[Spatial layout data]
►

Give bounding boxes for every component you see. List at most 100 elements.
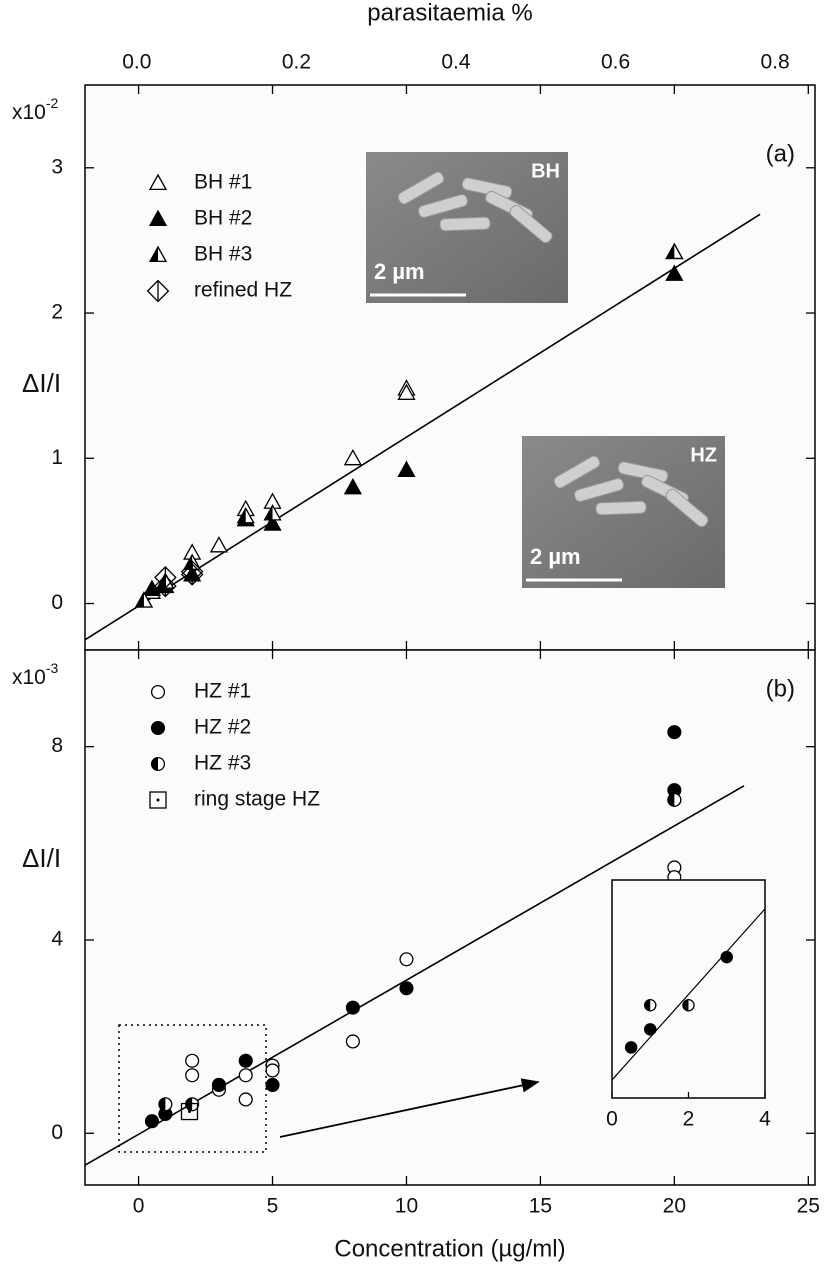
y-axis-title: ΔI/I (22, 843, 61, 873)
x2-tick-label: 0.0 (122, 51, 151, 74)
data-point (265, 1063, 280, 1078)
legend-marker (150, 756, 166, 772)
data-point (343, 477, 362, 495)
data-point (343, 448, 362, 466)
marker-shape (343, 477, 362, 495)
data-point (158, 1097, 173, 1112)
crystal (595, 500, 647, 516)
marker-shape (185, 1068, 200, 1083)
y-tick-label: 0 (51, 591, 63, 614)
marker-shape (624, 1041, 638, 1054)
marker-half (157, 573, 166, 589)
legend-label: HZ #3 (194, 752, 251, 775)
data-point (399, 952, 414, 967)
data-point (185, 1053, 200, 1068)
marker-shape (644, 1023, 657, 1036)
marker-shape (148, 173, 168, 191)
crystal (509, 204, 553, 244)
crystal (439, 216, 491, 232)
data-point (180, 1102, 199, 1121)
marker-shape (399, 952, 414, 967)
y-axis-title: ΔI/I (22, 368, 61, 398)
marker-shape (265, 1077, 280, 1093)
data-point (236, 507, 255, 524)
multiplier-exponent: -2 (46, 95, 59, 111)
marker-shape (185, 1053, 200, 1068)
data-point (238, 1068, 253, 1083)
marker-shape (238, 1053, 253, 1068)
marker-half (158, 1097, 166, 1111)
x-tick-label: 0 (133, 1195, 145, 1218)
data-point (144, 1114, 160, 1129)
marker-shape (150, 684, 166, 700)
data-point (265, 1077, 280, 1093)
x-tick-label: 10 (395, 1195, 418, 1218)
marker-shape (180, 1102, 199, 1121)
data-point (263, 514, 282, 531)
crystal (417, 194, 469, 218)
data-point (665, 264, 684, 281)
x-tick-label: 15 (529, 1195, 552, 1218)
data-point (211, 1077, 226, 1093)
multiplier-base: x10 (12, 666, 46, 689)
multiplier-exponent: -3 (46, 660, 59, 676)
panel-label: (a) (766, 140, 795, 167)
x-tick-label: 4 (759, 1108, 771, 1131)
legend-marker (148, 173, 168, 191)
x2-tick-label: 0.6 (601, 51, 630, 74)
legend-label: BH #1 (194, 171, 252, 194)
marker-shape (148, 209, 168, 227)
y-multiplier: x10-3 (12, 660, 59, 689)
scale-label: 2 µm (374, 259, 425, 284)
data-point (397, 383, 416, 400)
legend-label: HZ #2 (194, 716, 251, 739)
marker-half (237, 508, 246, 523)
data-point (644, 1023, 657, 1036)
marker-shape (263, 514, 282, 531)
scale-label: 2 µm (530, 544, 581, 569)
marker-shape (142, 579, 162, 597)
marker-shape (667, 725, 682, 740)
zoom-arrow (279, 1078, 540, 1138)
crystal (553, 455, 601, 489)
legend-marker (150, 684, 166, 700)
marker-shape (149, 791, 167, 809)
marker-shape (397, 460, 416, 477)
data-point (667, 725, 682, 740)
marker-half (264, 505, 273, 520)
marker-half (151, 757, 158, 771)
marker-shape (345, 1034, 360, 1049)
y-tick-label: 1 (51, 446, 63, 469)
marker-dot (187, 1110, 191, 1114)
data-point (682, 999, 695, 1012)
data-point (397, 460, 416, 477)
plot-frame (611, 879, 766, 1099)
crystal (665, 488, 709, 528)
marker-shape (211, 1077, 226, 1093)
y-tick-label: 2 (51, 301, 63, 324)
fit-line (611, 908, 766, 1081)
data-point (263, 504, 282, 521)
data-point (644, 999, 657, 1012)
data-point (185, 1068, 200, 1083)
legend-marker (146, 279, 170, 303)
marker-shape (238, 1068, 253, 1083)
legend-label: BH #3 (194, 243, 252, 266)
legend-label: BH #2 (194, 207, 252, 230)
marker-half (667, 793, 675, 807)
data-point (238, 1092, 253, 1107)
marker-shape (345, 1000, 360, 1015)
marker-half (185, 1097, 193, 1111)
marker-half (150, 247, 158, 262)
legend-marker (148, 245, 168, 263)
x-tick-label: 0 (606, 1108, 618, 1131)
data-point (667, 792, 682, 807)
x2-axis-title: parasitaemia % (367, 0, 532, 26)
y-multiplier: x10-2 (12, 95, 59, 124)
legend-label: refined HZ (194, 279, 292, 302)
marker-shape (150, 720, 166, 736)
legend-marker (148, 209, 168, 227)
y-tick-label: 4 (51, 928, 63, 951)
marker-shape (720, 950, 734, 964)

◄

### Work to be completed:
Copy out the lines of material beginning with the one containing "y-axis-title: ΔI/I (22, 843, 61, 873)" and ending with the one containing "legend-label: BH #1 (194, 171, 252, 194)", both included, without changing anything.

### Written reply:
y-axis-title: ΔI/I (22, 843, 61, 873)
x2-tick-label: 0.0 (122, 51, 151, 74)
data-point (265, 1063, 280, 1078)
legend-marker (150, 756, 166, 772)
data-point (343, 477, 362, 495)
data-point (343, 448, 362, 466)
marker-shape (343, 477, 362, 495)
data-point (158, 1097, 173, 1112)
crystal (595, 500, 647, 516)
marker-shape (185, 1068, 200, 1083)
y-tick-label: 0 (51, 591, 63, 614)
marker-shape (624, 1041, 638, 1054)
marker-half (157, 573, 166, 589)
legend-label: HZ #3 (194, 752, 251, 775)
data-point (399, 952, 414, 967)
data-point (185, 1053, 200, 1068)
marker-shape (644, 1023, 657, 1036)
marker-shape (148, 173, 168, 191)
crystal (509, 204, 553, 244)
crystal (439, 216, 491, 232)
data-point (180, 1102, 199, 1121)
marker-shape (399, 952, 414, 967)
y-axis-title: ΔI/I (22, 368, 61, 398)
marker-shape (265, 1077, 280, 1093)
data-point (236, 507, 255, 524)
multiplier-exponent: -2 (46, 95, 59, 111)
marker-shape (185, 1053, 200, 1068)
data-point (238, 1068, 253, 1083)
marker-shape (238, 1053, 253, 1068)
marker-half (158, 1097, 166, 1111)
x-tick-label: 0 (133, 1195, 145, 1218)
data-point (144, 1114, 160, 1129)
marker-shape (150, 684, 166, 700)
data-point (265, 1077, 280, 1093)
x-tick-label: 10 (395, 1195, 418, 1218)
marker-shape (180, 1102, 199, 1121)
data-point (263, 514, 282, 531)
crystal (417, 194, 469, 218)
data-point (665, 264, 684, 281)
x-tick-label: 15 (529, 1195, 552, 1218)
data-point (211, 1077, 226, 1093)
multiplier-base: x10 (12, 666, 46, 689)
multiplier-exponent: -3 (46, 660, 59, 676)
panel-label: (a) (766, 140, 795, 167)
x-tick-label: 4 (759, 1108, 771, 1131)
legend-marker (148, 173, 168, 191)
x2-tick-label: 0.6 (601, 51, 630, 74)
legend-label: BH #1 (194, 171, 252, 194)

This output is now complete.